** start **
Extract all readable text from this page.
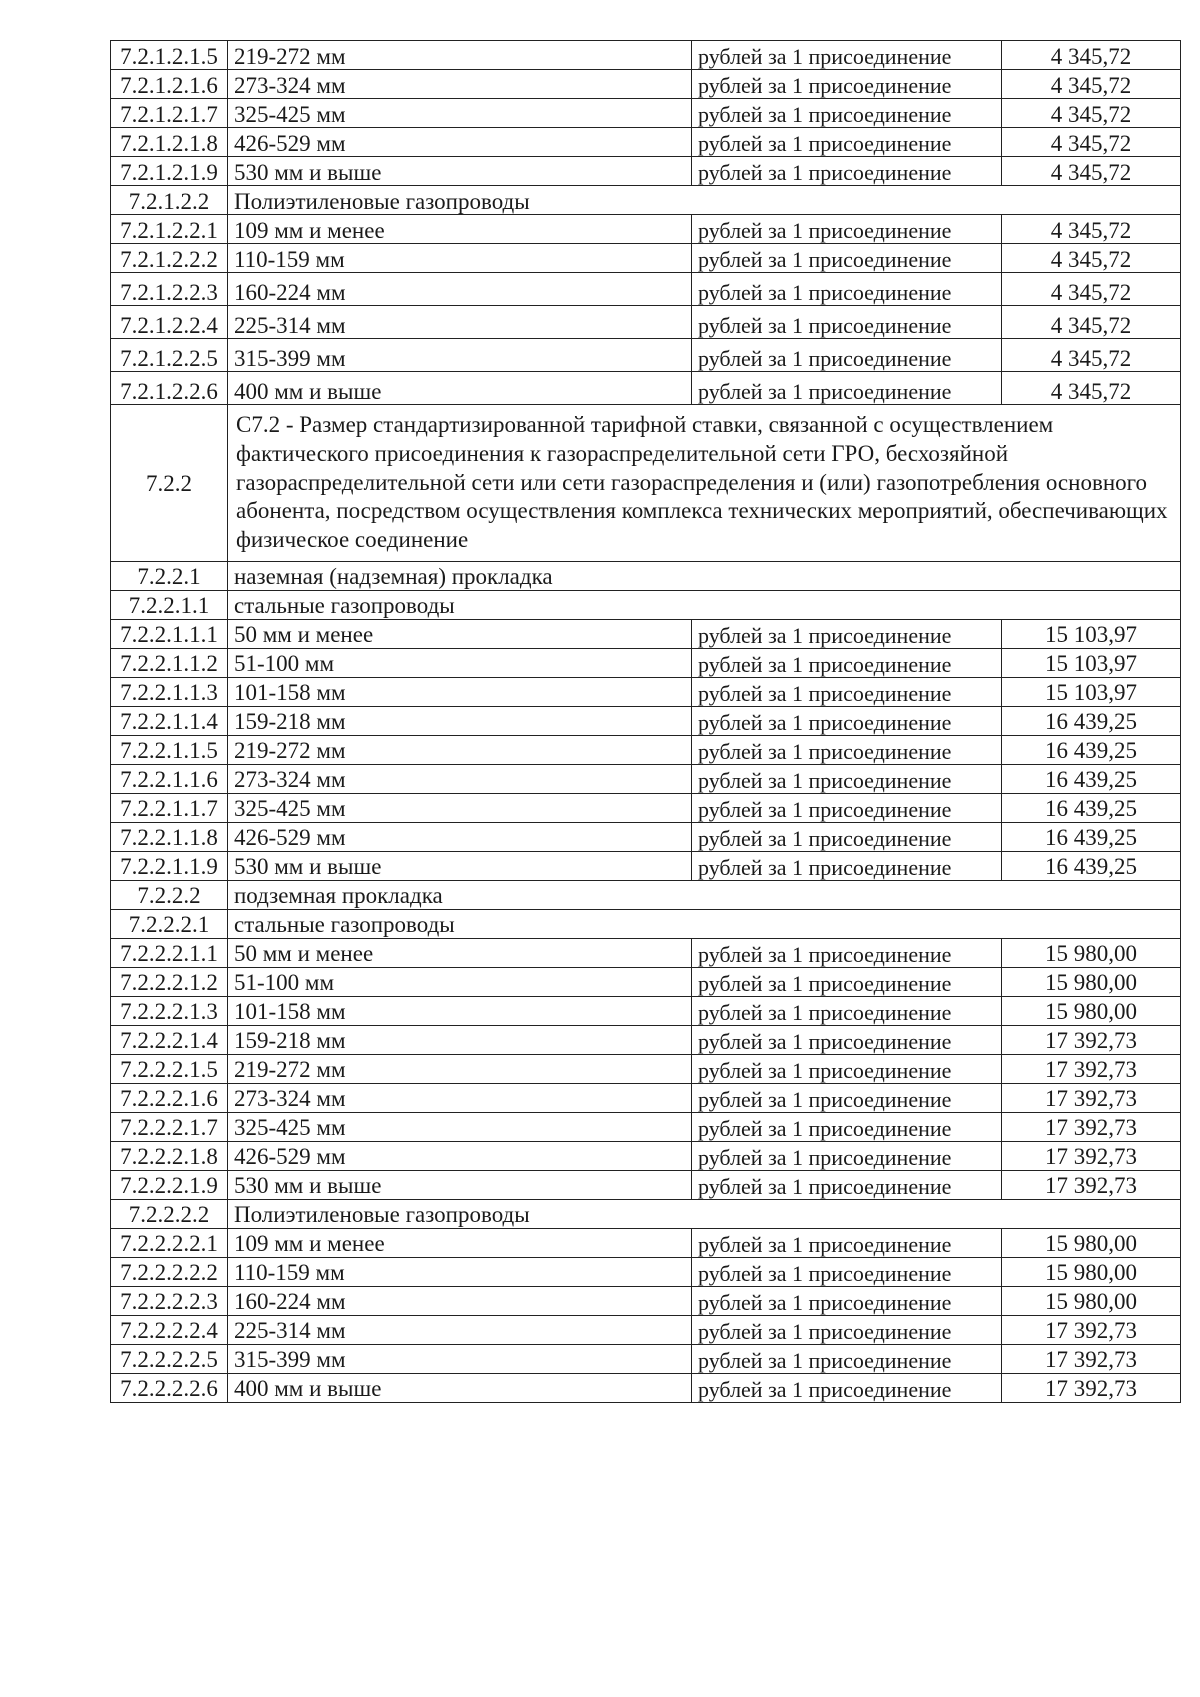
7.2.1.2.1.5	219-272 мм	рублей за 1 присоединение	4 345,72
7.2.1.2.1.6	273-324 мм	рублей за 1 присоединение	4 345,72
7.2.1.2.1.7	325-425 мм	рублей за 1 присоединение	4 345,72
7.2.1.2.1.8	426-529 мм	рублей за 1 присоединение	4 345,72
7.2.1.2.1.9	530 мм и выше	рублей за 1 присоединение	4 345,72
7.2.1.2.2	Полиэтиленовые газопроводы		
7.2.1.2.2.1	109 мм и менее	рублей за 1 присоединение	4 345,72
7.2.1.2.2.2	110-159 мм	рублей за 1 присоединение	4 345,72
7.2.1.2.2.3	160-224 мм	рублей за 1 присоединение	4 345,72
7.2.1.2.2.4	225-314 мм	рублей за 1 присоединение	4 345,72
7.2.1.2.2.5	315-399 мм	рублей за 1 присоединение	4 345,72
7.2.1.2.2.6	400 мм и выше	рублей за 1 присоединение	4 345,72
7.2.2	С7.2 - Размер стандартизированной тарифной ставки, связанной с осуществлением фактического присоединения к газораспределительной сети ГРО, бесхозяйной газораспределительной сети или сети газораспределения и (или) газопотребления основного абонента, посредством осуществления комплекса технических мероприятий, обеспечивающих физическое соединение		
7.2.2.1	наземная (надземная) прокладка		
7.2.2.1.1	стальные газопроводы		
7.2.2.1.1.1	50 мм и менее	рублей за 1 присоединение	15 103,97
7.2.2.1.1.2	51-100 мм	рублей за 1 присоединение	15 103,97
7.2.2.1.1.3	101-158 мм	рублей за 1 присоединение	15 103,97
7.2.2.1.1.4	159-218 мм	рублей за 1 присоединение	16 439,25
7.2.2.1.1.5	219-272 мм	рублей за 1 присоединение	16 439,25
7.2.2.1.1.6	273-324 мм	рублей за 1 присоединение	16 439,25
7.2.2.1.1.7	325-425 мм	рублей за 1 присоединение	16 439,25
7.2.2.1.1.8	426-529 мм	рублей за 1 присоединение	16 439,25
7.2.2.1.1.9	530 мм и выше	рублей за 1 присоединение	16 439,25
7.2.2.2	подземная прокладка		
7.2.2.2.1	стальные газопроводы		
7.2.2.2.1.1	50 мм и менее	рублей за 1 присоединение	15 980,00
7.2.2.2.1.2	51-100 мм	рублей за 1 присоединение	15 980,00
7.2.2.2.1.3	101-158 мм	рублей за 1 присоединение	15 980,00
7.2.2.2.1.4	159-218 мм	рублей за 1 присоединение	17 392,73
7.2.2.2.1.5	219-272 мм	рублей за 1 присоединение	17 392,73
7.2.2.2.1.6	273-324 мм	рублей за 1 присоединение	17 392,73
7.2.2.2.1.7	325-425 мм	рублей за 1 присоединение	17 392,73
7.2.2.2.1.8	426-529 мм	рублей за 1 присоединение	17 392,73
7.2.2.2.1.9	530 мм и выше	рублей за 1 присоединение	17 392,73
7.2.2.2.2	Полиэтиленовые газопроводы		
7.2.2.2.2.1	109 мм и менее	рублей за 1 присоединение	15 980,00
7.2.2.2.2.2	110-159 мм	рублей за 1 присоединение	15 980,00
7.2.2.2.2.3	160-224 мм	рублей за 1 присоединение	15 980,00
7.2.2.2.2.4	225-314 мм	рублей за 1 присоединение	17 392,73
7.2.2.2.2.5	315-399 мм	рублей за 1 присоединение	17 392,73
7.2.2.2.2.6	400 мм и выше	рублей за 1 присоединение	17 392,73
** end **
Instructions to follow:
Look above for every line with the word "газопроводы" and copy it.

Task solution:
7.2.1.2.2	Полиэтиленовые газопроводы		
7.2.2.1.1	стальные газопроводы		
7.2.2.2.1	стальные газопроводы		
7.2.2.2.2	Полиэтиленовые газопроводы		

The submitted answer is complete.